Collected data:
::::::
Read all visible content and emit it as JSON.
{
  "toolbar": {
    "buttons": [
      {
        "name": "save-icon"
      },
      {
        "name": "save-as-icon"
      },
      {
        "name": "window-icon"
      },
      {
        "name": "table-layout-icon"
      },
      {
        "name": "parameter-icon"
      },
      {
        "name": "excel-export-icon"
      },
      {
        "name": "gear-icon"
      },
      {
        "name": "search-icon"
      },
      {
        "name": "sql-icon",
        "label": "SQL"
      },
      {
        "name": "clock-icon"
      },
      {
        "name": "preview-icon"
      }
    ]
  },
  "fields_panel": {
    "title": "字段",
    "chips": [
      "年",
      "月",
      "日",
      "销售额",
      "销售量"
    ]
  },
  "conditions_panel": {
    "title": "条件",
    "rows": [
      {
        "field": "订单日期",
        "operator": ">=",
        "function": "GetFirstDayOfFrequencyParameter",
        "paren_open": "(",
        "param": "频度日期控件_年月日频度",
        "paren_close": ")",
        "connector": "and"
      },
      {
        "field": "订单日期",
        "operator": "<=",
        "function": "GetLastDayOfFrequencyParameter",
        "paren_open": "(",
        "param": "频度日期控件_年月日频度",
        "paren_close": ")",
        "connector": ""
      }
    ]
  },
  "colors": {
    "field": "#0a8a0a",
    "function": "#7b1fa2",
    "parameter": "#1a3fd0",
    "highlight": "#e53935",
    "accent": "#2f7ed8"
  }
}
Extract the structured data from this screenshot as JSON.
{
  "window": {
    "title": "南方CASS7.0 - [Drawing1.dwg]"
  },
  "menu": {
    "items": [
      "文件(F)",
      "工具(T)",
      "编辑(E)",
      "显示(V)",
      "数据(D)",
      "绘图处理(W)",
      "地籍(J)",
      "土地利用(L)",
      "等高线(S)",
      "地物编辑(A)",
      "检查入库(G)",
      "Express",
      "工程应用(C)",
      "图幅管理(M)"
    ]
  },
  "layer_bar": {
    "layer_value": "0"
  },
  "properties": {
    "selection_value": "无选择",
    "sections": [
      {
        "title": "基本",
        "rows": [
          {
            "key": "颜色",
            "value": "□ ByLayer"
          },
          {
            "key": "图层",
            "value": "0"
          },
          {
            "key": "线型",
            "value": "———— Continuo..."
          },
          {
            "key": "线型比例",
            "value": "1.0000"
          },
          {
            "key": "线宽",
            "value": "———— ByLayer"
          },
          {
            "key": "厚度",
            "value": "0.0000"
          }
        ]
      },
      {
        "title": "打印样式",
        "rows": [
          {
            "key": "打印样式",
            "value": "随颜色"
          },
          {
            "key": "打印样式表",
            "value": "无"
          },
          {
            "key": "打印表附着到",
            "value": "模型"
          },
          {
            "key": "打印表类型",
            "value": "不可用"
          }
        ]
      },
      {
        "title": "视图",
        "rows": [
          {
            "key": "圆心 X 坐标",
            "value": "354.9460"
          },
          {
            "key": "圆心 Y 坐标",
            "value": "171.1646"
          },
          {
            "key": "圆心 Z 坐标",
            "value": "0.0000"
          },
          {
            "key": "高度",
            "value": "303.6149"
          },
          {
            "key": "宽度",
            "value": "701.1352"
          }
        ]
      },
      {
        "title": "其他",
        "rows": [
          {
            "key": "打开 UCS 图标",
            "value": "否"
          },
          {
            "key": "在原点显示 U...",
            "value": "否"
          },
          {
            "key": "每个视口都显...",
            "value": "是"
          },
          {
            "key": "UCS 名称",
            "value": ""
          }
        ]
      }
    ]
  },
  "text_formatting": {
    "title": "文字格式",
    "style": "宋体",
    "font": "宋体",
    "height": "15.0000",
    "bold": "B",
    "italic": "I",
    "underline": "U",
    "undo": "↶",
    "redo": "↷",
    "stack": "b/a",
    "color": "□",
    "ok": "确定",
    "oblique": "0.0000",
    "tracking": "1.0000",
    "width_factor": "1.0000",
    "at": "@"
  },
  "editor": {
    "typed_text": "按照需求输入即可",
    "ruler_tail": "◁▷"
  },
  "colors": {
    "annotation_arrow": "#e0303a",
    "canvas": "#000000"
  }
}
::::::
Stated exercise – Each record above should be repeated exactly as it appears.

Solution for this task –
Read all visible content and emit it as JSON.
{
  "toolbar": {
    "buttons": [
      {
        "name": "save-icon"
      },
      {
        "name": "save-as-icon"
      },
      {
        "name": "window-icon"
      },
      {
        "name": "table-layout-icon"
      },
      {
        "name": "parameter-icon"
      },
      {
        "name": "excel-export-icon"
      },
      {
        "name": "gear-icon"
      },
      {
        "name": "search-icon"
      },
      {
        "name": "sql-icon",
        "label": "SQL"
      },
      {
        "name": "clock-icon"
      },
      {
        "name": "preview-icon"
      }
    ]
  },
  "fields_panel": {
    "title": "字段",
    "chips": [
      "年",
      "月",
      "日",
      "销售额",
      "销售量"
    ]
  },
  "conditions_panel": {
    "title": "条件",
    "rows": [
      {
        "field": "订单日期",
        "operator": ">=",
        "function": "GetFirstDayOfFrequencyParameter",
        "paren_open": "(",
        "param": "频度日期控件_年月日频度",
        "paren_close": ")",
        "connector": "and"
      },
      {
        "field": "订单日期",
        "operator": "<=",
        "function": "GetLastDayOfFrequencyParameter",
        "paren_open": "(",
        "param": "频度日期控件_年月日频度",
        "paren_close": ")",
        "connector": ""
      }
    ]
  },
  "colors": {
    "field": "#0a8a0a",
    "function": "#7b1fa2",
    "parameter": "#1a3fd0",
    "highlight": "#e53935",
    "accent": "#2f7ed8"
  }
}
Extract the structured data from this screenshot as JSON.
{
  "window": {
    "title": "南方CASS7.0 - [Drawing1.dwg]"
  },
  "menu": {
    "items": [
      "文件(F)",
      "工具(T)",
      "编辑(E)",
      "显示(V)",
      "数据(D)",
      "绘图处理(W)",
      "地籍(J)",
      "土地利用(L)",
      "等高线(S)",
      "地物编辑(A)",
      "检查入库(G)",
      "Express",
      "工程应用(C)",
      "图幅管理(M)"
    ]
  },
  "layer_bar": {
    "layer_value": "0"
  },
  "properties": {
    "selection_value": "无选择",
    "sections": [
      {
        "title": "基本",
        "rows": [
          {
            "key": "颜色",
            "value": "□ ByLayer"
          },
          {
            "key": "图层",
            "value": "0"
          },
          {
            "key": "线型",
            "value": "———— Continuo..."
          },
          {
            "key": "线型比例",
            "value": "1.0000"
          },
          {
            "key": "线宽",
            "value": "———— ByLayer"
          },
          {
            "key": "厚度",
            "value": "0.0000"
          }
        ]
      },
      {
        "title": "打印样式",
        "rows": [
          {
            "key": "打印样式",
            "value": "随颜色"
          },
          {
            "key": "打印样式表",
            "value": "无"
          },
          {
            "key": "打印表附着到",
            "value": "模型"
          },
          {
            "key": "打印表类型",
            "value": "不可用"
          }
        ]
      },
      {
        "title": "视图",
        "rows": [
          {
            "key": "圆心 X 坐标",
            "value": "354.9460"
          },
          {
            "key": "圆心 Y 坐标",
            "value": "171.1646"
          },
          {
            "key": "圆心 Z 坐标",
            "value": "0.0000"
          },
          {
            "key": "高度",
            "value": "303.6149"
          },
          {
            "key": "宽度",
            "value": "701.1352"
          }
        ]
      },
      {
        "title": "其他",
        "rows": [
          {
            "key": "打开 UCS 图标",
            "value": "否"
          },
          {
            "key": "在原点显示 U...",
            "value": "否"
          },
          {
            "key": "每个视口都显...",
            "value": "是"
          },
          {
            "key": "UCS 名称",
            "value": ""
          }
        ]
      }
    ]
  },
  "text_formatting": {
    "title": "文字格式",
    "style": "宋体",
    "font": "宋体",
    "height": "15.0000",
    "bold": "B",
    "italic": "I",
    "underline": "U",
    "undo": "↶",
    "redo": "↷",
    "stack": "b/a",
    "color": "□",
    "ok": "确定",
    "oblique": "0.0000",
    "tracking": "1.0000",
    "width_factor": "1.0000",
    "at": "@"
  },
  "editor": {
    "typed_text": "按照需求输入即可",
    "ruler_tail": "◁▷"
  },
  "colors": {
    "annotation_arrow": "#e0303a",
    "canvas": "#000000"
  }
}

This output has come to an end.